■ **EXERCISE REQUIREMENTS**
What follows is a listing to be transcribed exactly.

(Extracted data entries)
↓
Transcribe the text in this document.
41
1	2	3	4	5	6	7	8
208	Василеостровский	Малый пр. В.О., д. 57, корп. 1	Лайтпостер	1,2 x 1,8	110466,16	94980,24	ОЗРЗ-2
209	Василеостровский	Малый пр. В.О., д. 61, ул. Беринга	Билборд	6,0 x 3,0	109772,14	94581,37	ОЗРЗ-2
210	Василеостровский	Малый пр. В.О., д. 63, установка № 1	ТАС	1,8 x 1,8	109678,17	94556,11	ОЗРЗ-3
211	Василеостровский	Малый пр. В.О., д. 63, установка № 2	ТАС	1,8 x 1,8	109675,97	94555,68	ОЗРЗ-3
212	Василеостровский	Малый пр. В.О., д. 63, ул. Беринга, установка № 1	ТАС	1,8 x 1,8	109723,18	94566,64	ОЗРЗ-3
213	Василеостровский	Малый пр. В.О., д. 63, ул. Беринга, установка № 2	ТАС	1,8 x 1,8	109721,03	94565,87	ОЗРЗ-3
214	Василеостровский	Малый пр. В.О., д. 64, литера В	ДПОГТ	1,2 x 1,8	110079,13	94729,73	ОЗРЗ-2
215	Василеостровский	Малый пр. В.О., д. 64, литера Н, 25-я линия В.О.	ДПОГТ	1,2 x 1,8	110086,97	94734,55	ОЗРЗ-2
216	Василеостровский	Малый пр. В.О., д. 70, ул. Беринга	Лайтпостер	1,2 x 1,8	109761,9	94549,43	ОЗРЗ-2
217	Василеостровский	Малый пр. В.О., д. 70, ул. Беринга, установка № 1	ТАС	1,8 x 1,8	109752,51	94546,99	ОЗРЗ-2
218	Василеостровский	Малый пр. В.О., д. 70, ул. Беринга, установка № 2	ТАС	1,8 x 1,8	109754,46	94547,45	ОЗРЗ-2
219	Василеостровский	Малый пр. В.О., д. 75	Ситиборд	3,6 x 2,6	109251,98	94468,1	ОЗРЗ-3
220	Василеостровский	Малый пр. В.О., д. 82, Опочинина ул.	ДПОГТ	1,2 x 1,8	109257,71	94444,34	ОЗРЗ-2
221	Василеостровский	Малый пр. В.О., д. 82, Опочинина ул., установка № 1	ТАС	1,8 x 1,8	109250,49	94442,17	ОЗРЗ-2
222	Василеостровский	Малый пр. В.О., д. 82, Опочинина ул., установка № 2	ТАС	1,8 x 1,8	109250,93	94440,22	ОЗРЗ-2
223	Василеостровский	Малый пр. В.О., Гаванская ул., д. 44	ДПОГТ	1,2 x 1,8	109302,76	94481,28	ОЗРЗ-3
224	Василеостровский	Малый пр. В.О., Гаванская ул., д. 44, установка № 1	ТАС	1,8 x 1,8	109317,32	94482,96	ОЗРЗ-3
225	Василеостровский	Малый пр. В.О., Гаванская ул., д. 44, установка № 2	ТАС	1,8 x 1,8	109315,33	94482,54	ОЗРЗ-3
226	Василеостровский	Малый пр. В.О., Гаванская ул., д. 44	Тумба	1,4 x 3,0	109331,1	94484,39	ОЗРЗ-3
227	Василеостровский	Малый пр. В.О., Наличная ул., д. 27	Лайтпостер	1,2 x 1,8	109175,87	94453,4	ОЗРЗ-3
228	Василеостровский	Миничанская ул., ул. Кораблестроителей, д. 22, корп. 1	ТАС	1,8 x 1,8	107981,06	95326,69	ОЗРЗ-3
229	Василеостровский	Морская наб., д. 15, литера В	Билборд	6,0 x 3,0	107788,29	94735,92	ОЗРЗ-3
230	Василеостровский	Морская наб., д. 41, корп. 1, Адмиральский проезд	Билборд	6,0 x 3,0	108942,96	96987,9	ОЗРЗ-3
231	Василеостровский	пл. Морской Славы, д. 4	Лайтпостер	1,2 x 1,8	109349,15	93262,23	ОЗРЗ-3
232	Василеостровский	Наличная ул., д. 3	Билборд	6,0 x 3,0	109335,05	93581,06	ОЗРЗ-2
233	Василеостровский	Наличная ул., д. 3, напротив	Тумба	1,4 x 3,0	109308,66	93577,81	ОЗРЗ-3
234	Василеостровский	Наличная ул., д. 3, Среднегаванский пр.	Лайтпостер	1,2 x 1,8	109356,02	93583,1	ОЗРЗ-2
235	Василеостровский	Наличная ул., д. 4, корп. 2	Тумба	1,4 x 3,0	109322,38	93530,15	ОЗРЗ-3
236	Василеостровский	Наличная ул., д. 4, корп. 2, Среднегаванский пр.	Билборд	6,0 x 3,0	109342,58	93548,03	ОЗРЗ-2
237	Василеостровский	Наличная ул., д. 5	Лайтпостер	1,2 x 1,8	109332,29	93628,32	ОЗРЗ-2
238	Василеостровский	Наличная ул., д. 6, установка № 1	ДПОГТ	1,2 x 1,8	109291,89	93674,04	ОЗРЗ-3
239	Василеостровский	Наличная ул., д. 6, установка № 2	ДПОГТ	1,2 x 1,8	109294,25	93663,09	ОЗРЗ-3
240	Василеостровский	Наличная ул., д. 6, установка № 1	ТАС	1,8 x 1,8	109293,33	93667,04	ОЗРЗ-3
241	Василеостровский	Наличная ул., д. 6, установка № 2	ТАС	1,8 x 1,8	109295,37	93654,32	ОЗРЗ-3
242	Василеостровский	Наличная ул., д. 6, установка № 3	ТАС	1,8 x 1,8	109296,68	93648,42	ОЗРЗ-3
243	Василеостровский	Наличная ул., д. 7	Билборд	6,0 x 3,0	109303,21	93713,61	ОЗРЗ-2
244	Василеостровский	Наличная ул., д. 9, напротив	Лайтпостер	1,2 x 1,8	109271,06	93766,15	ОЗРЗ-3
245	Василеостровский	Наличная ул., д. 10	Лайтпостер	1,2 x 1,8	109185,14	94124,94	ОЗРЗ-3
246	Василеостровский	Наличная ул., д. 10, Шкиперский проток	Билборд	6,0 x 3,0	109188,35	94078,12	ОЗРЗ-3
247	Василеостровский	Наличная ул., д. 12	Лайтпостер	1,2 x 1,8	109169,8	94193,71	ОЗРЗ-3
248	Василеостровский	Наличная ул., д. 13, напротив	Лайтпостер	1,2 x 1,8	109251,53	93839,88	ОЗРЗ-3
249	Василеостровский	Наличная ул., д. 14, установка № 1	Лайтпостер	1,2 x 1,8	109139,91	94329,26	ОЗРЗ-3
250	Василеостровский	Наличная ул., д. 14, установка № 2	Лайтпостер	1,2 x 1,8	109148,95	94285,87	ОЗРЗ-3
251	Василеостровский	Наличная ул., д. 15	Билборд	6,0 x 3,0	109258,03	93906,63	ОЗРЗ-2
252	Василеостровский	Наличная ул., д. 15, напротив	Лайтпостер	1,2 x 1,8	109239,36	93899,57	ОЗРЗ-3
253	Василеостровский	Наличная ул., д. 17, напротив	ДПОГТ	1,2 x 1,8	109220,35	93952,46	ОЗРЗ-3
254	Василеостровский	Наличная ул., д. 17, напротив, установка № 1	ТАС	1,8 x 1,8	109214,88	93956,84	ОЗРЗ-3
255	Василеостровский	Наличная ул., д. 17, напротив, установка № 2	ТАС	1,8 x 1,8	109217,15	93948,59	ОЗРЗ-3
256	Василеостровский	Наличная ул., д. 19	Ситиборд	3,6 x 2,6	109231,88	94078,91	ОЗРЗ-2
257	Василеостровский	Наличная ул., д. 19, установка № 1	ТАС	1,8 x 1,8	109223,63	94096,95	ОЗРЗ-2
↑
■ **PROBLEM SOLUTION**
Transcribe the text in this document.
41
1	2	3	4	5	6	7	8
208	Василеостровский	Малый пр. В.О., д. 57, корп. 1	Лайтпостер	1,2 x 1,8	110466,16	94980,24	ОЗРЗ-2
209	Василеостровский	Малый пр. В.О., д. 61, ул. Беринга	Билборд	6,0 x 3,0	109772,14	94581,37	ОЗРЗ-2
210	Василеостровский	Малый пр. В.О., д. 63, установка № 1	ТАС	1,8 x 1,8	109678,17	94556,11	ОЗРЗ-3
211	Василеостровский	Малый пр. В.О., д. 63, установка № 2	ТАС	1,8 x 1,8	109675,97	94555,68	ОЗРЗ-3
212	Василеостровский	Малый пр. В.О., д. 63, ул. Беринга, установка № 1	ТАС	1,8 x 1,8	109723,18	94566,64	ОЗРЗ-3
213	Василеостровский	Малый пр. В.О., д. 63, ул. Беринга, установка № 2	ТАС	1,8 x 1,8	109721,03	94565,87	ОЗРЗ-3
214	Василеостровский	Малый пр. В.О., д. 64, литера В	ДПОГТ	1,2 x 1,8	110079,13	94729,73	ОЗРЗ-2
215	Василеостровский	Малый пр. В.О., д. 64, литера Н, 25-я линия В.О.	ДПОГТ	1,2 x 1,8	110086,97	94734,55	ОЗРЗ-2
216	Василеостровский	Малый пр. В.О., д. 70, ул. Беринга	Лайтпостер	1,2 x 1,8	109761,9	94549,43	ОЗРЗ-2
217	Василеостровский	Малый пр. В.О., д. 70, ул. Беринга, установка № 1	ТАС	1,8 x 1,8	109752,51	94546,99	ОЗРЗ-2
218	Василеостровский	Малый пр. В.О., д. 70, ул. Беринга, установка № 2	ТАС	1,8 x 1,8	109754,46	94547,45	ОЗРЗ-2
219	Василеостровский	Малый пр. В.О., д. 75	Ситиборд	3,6 x 2,6	109251,98	94468,1	ОЗРЗ-3
220	Василеостровский	Малый пр. В.О., д. 82, Опочинина ул.	ДПОГТ	1,2 x 1,8	109257,71	94444,34	ОЗРЗ-2
221	Василеостровский	Малый пр. В.О., д. 82, Опочинина ул., установка № 1	ТАС	1,8 x 1,8	109250,49	94442,17	ОЗРЗ-2
222	Василеостровский	Малый пр. В.О., д. 82, Опочинина ул., установка № 2	ТАС	1,8 x 1,8	109250,93	94440,22	ОЗРЗ-2
223	Василеостровский	Малый пр. В.О., Гаванская ул., д. 44	ДПОГТ	1,2 x 1,8	109302,76	94481,28	ОЗРЗ-3
224	Василеостровский	Малый пр. В.О., Гаванская ул., д. 44, установка № 1	ТАС	1,8 x 1,8	109317,32	94482,96	ОЗРЗ-3
225	Василеостровский	Малый пр. В.О., Гаванская ул., д. 44, установка № 2	ТАС	1,8 x 1,8	109315,33	94482,54	ОЗРЗ-3
226	Василеостровский	Малый пр. В.О., Гаванская ул., д. 44	Тумба	1,4 x 3,0	109331,1	94484,39	ОЗРЗ-3
227	Василеостровский	Малый пр. В.О., Наличная ул., д. 27	Лайтпостер	1,2 x 1,8	109175,87	94453,4	ОЗРЗ-3
228	Василеостровский	Миничанская ул., ул. Кораблестроителей, д. 22, корп. 1	ТАС	1,8 x 1,8	107981,06	95326,69	ОЗРЗ-3
229	Василеостровский	Морская наб., д. 15, литера В	Билборд	6,0 x 3,0	107788,29	94735,92	ОЗРЗ-3
230	Василеостровский	Морская наб., д. 41, корп. 1, Адмиральский проезд	Билборд	6,0 x 3,0	108942,96	96987,9	ОЗРЗ-3
231	Василеостровский	пл. Морской Славы, д. 4	Лайтпостер	1,2 x 1,8	109349,15	93262,23	ОЗРЗ-3
232	Василеостровский	Наличная ул., д. 3	Билборд	6,0 x 3,0	109335,05	93581,06	ОЗРЗ-2
233	Василеостровский	Наличная ул., д. 3, напротив	Тумба	1,4 x 3,0	109308,66	93577,81	ОЗРЗ-3
234	Василеостровский	Наличная ул., д. 3, Среднегаванский пр.	Лайтпостер	1,2 x 1,8	109356,02	93583,1	ОЗРЗ-2
235	Василеостровский	Наличная ул., д. 4, корп. 2	Тумба	1,4 x 3,0	109322,38	93530,15	ОЗРЗ-3
236	Василеостровский	Наличная ул., д. 4, корп. 2, Среднегаванский пр.	Билборд	6,0 x 3,0	109342,58	93548,03	ОЗРЗ-2
237	Василеостровский	Наличная ул., д. 5	Лайтпостер	1,2 x 1,8	109332,29	93628,32	ОЗРЗ-2
238	Василеостровский	Наличная ул., д. 6, установка № 1	ДПОГТ	1,2 x 1,8	109291,89	93674,04	ОЗРЗ-3
239	Василеостровский	Наличная ул., д. 6, установка № 2	ДПОГТ	1,2 x 1,8	109294,25	93663,09	ОЗРЗ-3
240	Василеостровский	Наличная ул., д. 6, установка № 1	ТАС	1,8 x 1,8	109293,33	93667,04	ОЗРЗ-3
241	Василеостровский	Наличная ул., д. 6, установка № 2	ТАС	1,8 x 1,8	109295,37	93654,32	ОЗРЗ-3
242	Василеостровский	Наличная ул., д. 6, установка № 3	ТАС	1,8 x 1,8	109296,68	93648,42	ОЗРЗ-3
243	Василеостровский	Наличная ул., д. 7	Билборд	6,0 x 3,0	109303,21	93713,61	ОЗРЗ-2
244	Василеостровский	Наличная ул., д. 9, напротив	Лайтпостер	1,2 x 1,8	109271,06	93766,15	ОЗРЗ-3
245	Василеостровский	Наличная ул., д. 10	Лайтпостер	1,2 x 1,8	109185,14	94124,94	ОЗРЗ-3
246	Василеостровский	Наличная ул., д. 10, Шкиперский проток	Билборд	6,0 x 3,0	109188,35	94078,12	ОЗРЗ-3
247	Василеостровский	Наличная ул., д. 12	Лайтпостер	1,2 x 1,8	109169,8	94193,71	ОЗРЗ-3
248	Василеостровский	Наличная ул., д. 13, напротив	Лайтпостер	1,2 x 1,8	109251,53	93839,88	ОЗРЗ-3
249	Василеостровский	Наличная ул., д. 14, установка № 1	Лайтпостер	1,2 x 1,8	109139,91	94329,26	ОЗРЗ-3
250	Василеостровский	Наличная ул., д. 14, установка № 2	Лайтпостер	1,2 x 1,8	109148,95	94285,87	ОЗРЗ-3
251	Василеостровский	Наличная ул., д. 15	Билборд	6,0 x 3,0	109258,03	93906,63	ОЗРЗ-2
252	Василеостровский	Наличная ул., д. 15, напротив	Лайтпостер	1,2 x 1,8	109239,36	93899,57	ОЗРЗ-3
253	Василеостровский	Наличная ул., д. 17, напротив	ДПОГТ	1,2 x 1,8	109220,35	93952,46	ОЗРЗ-3
254	Василеостровский	Наличная ул., д. 17, напротив, установка № 1	ТАС	1,8 x 1,8	109214,88	93956,84	ОЗРЗ-3
255	Василеостровский	Наличная ул., д. 17, напротив, установка № 2	ТАС	1,8 x 1,8	109217,15	93948,59	ОЗРЗ-3
256	Василеостровский	Наличная ул., д. 19	Ситиборд	3,6 x 2,6	109231,88	94078,91	ОЗРЗ-2
257	Василеостровский	Наличная ул., д. 19, установка № 1	ТАС	1,8 x 1,8	109223,63	94096,95	ОЗРЗ-2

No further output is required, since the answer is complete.